══ Extracted entries
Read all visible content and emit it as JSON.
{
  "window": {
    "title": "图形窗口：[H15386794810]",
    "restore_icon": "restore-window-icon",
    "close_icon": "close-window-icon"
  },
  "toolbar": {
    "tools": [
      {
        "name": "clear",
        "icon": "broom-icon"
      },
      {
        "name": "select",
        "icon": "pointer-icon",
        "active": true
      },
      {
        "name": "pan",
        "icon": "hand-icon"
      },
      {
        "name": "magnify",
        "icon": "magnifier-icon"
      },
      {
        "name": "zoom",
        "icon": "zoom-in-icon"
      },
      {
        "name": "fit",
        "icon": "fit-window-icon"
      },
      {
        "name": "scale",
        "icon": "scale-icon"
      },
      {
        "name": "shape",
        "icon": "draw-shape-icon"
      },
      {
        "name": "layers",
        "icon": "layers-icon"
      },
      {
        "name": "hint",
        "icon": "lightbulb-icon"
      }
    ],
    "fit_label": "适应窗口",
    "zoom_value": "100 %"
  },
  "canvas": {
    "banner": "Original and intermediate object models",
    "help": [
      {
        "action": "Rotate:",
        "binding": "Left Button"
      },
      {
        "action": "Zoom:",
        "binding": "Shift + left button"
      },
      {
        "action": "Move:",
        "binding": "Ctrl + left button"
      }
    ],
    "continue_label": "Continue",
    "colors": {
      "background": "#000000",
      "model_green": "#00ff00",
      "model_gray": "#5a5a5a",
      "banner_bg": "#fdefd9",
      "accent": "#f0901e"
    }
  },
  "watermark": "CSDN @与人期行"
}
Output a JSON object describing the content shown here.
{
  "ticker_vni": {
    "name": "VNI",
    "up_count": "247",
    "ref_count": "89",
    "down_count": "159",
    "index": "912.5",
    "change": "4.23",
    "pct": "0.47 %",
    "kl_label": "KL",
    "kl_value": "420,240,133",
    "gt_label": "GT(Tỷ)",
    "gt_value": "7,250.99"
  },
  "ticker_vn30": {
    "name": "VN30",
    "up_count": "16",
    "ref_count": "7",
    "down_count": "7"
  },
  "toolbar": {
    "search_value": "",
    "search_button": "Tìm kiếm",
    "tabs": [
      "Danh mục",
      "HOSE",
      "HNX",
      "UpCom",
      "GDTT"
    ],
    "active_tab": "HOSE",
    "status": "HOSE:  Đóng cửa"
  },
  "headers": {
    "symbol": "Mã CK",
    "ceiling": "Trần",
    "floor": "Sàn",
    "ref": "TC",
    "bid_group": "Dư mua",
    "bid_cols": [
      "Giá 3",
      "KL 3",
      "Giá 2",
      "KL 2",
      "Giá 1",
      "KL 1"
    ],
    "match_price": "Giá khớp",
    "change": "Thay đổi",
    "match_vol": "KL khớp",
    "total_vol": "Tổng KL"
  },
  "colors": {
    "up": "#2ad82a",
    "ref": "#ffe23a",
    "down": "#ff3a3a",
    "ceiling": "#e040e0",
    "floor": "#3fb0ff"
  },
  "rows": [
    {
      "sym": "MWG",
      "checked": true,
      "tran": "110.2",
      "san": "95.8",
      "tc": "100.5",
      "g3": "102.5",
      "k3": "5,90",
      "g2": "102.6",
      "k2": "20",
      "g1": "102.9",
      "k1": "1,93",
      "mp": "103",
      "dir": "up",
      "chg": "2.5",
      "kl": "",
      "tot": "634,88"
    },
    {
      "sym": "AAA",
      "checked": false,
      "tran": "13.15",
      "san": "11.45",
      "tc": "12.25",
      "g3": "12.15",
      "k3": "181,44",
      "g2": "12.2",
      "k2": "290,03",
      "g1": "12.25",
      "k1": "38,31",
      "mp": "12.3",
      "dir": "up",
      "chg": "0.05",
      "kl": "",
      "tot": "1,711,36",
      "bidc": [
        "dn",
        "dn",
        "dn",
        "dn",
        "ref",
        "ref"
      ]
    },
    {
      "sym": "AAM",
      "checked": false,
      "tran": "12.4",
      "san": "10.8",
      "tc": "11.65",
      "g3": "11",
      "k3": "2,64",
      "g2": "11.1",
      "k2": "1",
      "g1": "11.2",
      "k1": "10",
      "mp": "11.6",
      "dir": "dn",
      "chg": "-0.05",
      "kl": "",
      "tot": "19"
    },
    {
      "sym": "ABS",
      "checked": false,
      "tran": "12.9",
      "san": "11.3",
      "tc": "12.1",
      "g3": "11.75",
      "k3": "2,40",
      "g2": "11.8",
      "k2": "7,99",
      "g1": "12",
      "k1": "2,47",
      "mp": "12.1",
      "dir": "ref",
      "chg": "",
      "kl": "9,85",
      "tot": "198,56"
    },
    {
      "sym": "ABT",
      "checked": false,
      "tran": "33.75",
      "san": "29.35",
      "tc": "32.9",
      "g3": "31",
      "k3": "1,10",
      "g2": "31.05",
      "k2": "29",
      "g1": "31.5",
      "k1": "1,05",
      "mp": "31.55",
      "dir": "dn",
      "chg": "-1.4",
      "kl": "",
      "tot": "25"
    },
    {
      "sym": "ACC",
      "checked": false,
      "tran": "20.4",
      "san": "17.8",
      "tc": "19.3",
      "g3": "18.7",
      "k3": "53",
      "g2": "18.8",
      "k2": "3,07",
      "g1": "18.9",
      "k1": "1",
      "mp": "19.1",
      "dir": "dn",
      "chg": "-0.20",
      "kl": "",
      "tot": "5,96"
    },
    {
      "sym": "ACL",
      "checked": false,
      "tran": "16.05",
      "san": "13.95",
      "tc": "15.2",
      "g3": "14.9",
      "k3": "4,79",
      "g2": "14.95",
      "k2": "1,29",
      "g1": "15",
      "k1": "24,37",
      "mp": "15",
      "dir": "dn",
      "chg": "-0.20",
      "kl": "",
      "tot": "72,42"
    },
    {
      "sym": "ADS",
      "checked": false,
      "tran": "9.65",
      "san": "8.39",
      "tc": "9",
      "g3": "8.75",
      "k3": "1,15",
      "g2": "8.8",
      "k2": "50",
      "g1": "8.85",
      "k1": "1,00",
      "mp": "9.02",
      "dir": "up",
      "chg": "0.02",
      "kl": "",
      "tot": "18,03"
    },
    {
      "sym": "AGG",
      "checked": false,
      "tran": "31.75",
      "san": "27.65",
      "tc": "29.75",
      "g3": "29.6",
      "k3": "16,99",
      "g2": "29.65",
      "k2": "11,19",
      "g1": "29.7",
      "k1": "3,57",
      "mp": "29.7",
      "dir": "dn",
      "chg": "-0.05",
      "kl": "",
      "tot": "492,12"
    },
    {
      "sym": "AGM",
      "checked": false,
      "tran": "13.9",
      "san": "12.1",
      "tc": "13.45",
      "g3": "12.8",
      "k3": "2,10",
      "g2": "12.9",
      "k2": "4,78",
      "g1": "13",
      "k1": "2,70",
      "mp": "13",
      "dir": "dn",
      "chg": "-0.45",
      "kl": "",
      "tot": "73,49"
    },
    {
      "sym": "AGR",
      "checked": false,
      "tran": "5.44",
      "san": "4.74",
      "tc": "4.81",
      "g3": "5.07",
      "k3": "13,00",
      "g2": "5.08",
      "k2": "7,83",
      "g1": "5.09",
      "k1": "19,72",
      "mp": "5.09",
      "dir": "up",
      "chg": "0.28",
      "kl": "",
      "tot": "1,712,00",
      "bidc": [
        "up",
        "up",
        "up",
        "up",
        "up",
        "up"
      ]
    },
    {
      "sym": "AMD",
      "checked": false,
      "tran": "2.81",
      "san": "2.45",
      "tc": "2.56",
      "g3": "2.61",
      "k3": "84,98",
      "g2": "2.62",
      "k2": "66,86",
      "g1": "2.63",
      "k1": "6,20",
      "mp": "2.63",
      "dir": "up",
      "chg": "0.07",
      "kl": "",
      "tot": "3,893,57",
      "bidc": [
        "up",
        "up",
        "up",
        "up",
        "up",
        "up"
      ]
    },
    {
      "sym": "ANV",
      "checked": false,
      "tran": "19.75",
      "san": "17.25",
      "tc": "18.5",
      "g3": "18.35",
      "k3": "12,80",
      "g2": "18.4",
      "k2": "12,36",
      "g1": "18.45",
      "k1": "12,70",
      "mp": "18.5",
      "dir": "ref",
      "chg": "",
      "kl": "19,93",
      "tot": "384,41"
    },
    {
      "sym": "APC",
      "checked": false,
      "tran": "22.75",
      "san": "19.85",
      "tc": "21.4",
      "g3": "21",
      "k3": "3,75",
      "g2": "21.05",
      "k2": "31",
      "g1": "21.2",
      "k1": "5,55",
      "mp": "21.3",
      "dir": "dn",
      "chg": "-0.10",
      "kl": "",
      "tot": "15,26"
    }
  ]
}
════
◆ Short problem: Collect the lines of the records that include the string "window".

◆ Output of the exercise:
  "window": {
    "restore_icon": "restore-window-icon",
    "close_icon": "close-window-icon"
        "icon": "fit-window-icon"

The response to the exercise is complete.